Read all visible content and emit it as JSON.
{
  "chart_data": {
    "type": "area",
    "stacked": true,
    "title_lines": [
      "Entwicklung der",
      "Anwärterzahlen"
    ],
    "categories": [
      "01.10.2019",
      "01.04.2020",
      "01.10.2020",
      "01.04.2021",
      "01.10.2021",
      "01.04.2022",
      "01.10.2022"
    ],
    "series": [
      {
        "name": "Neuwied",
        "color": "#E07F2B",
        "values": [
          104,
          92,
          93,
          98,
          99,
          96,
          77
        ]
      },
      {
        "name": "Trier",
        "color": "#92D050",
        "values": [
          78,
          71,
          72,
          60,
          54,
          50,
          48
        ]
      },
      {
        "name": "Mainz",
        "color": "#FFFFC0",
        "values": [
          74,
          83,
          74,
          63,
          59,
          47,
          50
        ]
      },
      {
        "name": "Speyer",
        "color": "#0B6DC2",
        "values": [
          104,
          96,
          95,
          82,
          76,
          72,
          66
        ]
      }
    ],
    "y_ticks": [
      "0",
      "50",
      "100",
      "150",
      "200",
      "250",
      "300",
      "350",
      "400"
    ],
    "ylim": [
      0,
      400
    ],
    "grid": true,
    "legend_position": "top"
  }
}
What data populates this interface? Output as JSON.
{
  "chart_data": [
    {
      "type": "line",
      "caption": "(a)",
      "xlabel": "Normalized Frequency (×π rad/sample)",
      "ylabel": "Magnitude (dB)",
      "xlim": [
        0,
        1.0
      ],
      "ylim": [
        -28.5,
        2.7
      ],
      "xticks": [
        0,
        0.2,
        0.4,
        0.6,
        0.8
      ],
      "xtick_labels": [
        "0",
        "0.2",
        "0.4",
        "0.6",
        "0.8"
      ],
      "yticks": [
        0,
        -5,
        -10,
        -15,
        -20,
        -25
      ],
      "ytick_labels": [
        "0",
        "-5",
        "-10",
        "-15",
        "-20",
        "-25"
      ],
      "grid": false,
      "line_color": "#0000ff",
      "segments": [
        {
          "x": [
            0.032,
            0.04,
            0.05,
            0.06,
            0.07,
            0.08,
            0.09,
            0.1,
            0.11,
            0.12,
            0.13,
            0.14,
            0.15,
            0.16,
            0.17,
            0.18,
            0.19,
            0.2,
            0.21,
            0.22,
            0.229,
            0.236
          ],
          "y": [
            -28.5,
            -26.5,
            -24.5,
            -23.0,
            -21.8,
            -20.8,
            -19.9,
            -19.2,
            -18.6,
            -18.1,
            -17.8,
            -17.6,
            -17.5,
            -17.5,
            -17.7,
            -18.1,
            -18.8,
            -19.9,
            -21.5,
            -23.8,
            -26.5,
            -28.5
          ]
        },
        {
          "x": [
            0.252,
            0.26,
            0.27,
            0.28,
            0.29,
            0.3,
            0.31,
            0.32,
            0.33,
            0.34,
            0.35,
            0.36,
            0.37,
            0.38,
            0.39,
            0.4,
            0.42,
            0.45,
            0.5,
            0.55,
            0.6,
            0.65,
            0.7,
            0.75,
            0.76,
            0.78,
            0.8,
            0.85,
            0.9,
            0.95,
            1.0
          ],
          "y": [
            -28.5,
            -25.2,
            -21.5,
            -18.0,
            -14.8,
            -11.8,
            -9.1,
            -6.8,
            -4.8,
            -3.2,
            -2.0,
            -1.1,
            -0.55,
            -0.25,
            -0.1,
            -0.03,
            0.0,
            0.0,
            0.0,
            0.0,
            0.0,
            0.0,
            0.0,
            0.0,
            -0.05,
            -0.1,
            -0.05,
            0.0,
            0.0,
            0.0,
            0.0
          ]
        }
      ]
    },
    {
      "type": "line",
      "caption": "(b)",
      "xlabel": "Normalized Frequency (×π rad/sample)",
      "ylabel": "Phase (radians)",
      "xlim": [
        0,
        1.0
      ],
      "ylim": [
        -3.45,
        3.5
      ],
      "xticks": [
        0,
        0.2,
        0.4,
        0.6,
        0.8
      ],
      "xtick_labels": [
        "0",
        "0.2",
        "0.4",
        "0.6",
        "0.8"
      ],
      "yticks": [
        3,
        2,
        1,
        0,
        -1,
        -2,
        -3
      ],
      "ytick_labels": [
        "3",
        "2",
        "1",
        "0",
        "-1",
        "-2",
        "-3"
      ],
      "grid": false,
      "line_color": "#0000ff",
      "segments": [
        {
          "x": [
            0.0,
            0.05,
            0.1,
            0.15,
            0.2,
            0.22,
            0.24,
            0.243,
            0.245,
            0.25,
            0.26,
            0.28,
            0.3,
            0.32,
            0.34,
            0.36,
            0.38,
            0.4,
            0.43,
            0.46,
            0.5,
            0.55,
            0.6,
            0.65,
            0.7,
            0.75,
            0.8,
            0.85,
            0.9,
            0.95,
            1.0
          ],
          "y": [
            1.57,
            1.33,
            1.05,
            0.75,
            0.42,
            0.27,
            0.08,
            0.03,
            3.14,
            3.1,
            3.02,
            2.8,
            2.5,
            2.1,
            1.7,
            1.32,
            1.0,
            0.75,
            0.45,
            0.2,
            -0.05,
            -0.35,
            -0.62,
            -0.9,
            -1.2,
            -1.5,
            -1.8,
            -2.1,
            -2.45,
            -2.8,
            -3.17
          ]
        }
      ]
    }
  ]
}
· · ·
Task description. Each line of the material should be duplicated exactly, please.

Answer to this problem.
Read all visible content and emit it as JSON.
{
  "chart_data": {
    "type": "area",
    "stacked": true,
    "title_lines": [
      "Entwicklung der",
      "Anwärterzahlen"
    ],
    "categories": [
      "01.10.2019",
      "01.04.2020",
      "01.10.2020",
      "01.04.2021",
      "01.10.2021",
      "01.04.2022",
      "01.10.2022"
    ],
    "series": [
      {
        "name": "Neuwied",
        "color": "#E07F2B",
        "values": [
          104,
          92,
          93,
          98,
          99,
          96,
          77
        ]
      },
      {
        "name": "Trier",
        "color": "#92D050",
        "values": [
          78,
          71,
          72,
          60,
          54,
          50,
          48
        ]
      },
      {
        "name": "Mainz",
        "color": "#FFFFC0",
        "values": [
          74,
          83,
          74,
          63,
          59,
          47,
          50
        ]
      },
      {
        "name": "Speyer",
        "color": "#0B6DC2",
        "values": [
          104,
          96,
          95,
          82,
          76,
          72,
          66
        ]
      }
    ],
    "y_ticks": [
      "0",
      "50",
      "100",
      "150",
      "200",
      "250",
      "300",
      "350",
      "400"
    ],
    "ylim": [
      0,
      400
    ],
    "grid": true,
    "legend_position": "top"
  }
}
What data populates this interface? Output as JSON.
{
  "chart_data": [
    {
      "type": "line",
      "caption": "(a)",
      "xlabel": "Normalized Frequency (×π rad/sample)",
      "ylabel": "Magnitude (dB)",
      "xlim": [
        0,
        1.0
      ],
      "ylim": [
        -28.5,
        2.7
      ],
      "xticks": [
        0,
        0.2,
        0.4,
        0.6,
        0.8
      ],
      "xtick_labels": [
        "0",
        "0.2",
        "0.4",
        "0.6",
        "0.8"
      ],
      "yticks": [
        0,
        -5,
        -10,
        -15,
        -20,
        -25
      ],
      "ytick_labels": [
        "0",
        "-5",
        "-10",
        "-15",
        "-20",
        "-25"
      ],
      "grid": false,
      "line_color": "#0000ff",
      "segments": [
        {
          "x": [
            0.032,
            0.04,
            0.05,
            0.06,
            0.07,
            0.08,
            0.09,
            0.1,
            0.11,
            0.12,
            0.13,
            0.14,
            0.15,
            0.16,
            0.17,
            0.18,
            0.19,
            0.2,
            0.21,
            0.22,
            0.229,
            0.236
          ],
          "y": [
            -28.5,
            -26.5,
            -24.5,
            -23.0,
            -21.8,
            -20.8,
            -19.9,
            -19.2,
            -18.6,
            -18.1,
            -17.8,
            -17.6,
            -17.5,
            -17.5,
            -17.7,
            -18.1,
            -18.8,
            -19.9,
            -21.5,
            -23.8,
            -26.5,
            -28.5
          ]
        },
        {
          "x": [
            0.252,
            0.26,
            0.27,
            0.28,
            0.29,
            0.3,
            0.31,
            0.32,
            0.33,
            0.34,
            0.35,
            0.36,
            0.37,
            0.38,
            0.39,
            0.4,
            0.42,
            0.45,
            0.5,
            0.55,
            0.6,
            0.65,
            0.7,
            0.75,
            0.76,
            0.78,
            0.8,
            0.85,
            0.9,
            0.95,
            1.0
          ],
          "y": [
            -28.5,
            -25.2,
            -21.5,
            -18.0,
            -14.8,
            -11.8,
            -9.1,
            -6.8,
            -4.8,
            -3.2,
            -2.0,
            -1.1,
            -0.55,
            -0.25,
            -0.1,
            -0.03,
            0.0,
            0.0,
            0.0,
            0.0,
            0.0,
            0.0,
            0.0,
            0.0,
            -0.05,
            -0.1,
            -0.05,
            0.0,
            0.0,
            0.0,
            0.0
          ]
        }
      ]
    },
    {
      "type": "line",
      "caption": "(b)",
      "xlabel": "Normalized Frequency (×π rad/sample)",
      "ylabel": "Phase (radians)",
      "xlim": [
        0,
        1.0
      ],
      "ylim": [
        -3.45,
        3.5
      ],
      "xticks": [
        0,
        0.2,
        0.4,
        0.6,
        0.8
      ],
      "xtick_labels": [
        "0",
        "0.2",
        "0.4",
        "0.6",
        "0.8"
      ],
      "yticks": [
        3,
        2,
        1,
        0,
        -1,
        -2,
        -3
      ],
      "ytick_labels": [
        "3",
        "2",
        "1",
        "0",
        "-1",
        "-2",
        "-3"
      ],
      "grid": false,
      "line_color": "#0000ff",
      "segments": [
        {
          "x": [
            0.0,
            0.05,
            0.1,
            0.15,
            0.2,
            0.22,
            0.24,
            0.243,
            0.245,
            0.25,
            0.26,
            0.28,
            0.3,
            0.32,
            0.34,
            0.36,
            0.38,
            0.4,
            0.43,
            0.46,
            0.5,
            0.55,
            0.6,
            0.65,
            0.7,
            0.75,
            0.8,
            0.85,
            0.9,
            0.95,
            1.0
          ],
          "y": [
            1.57,
            1.33,
            1.05,
            0.75,
            0.42,
            0.27,
            0.08,
            0.03,
            3.14,
            3.1,
            3.02,
            2.8,
            2.5,
            2.1,
            1.7,
            1.32,
            1.0,
            0.75,
            0.45,
            0.2,
            -0.05,
            -0.35,
            -0.62,
            -0.9,
            -1.2,
            -1.5,
            -1.8,
            -2.1,
            -2.45,
            -2.8,
            -3.17
          ]
        }
      ]
    }
  ]
}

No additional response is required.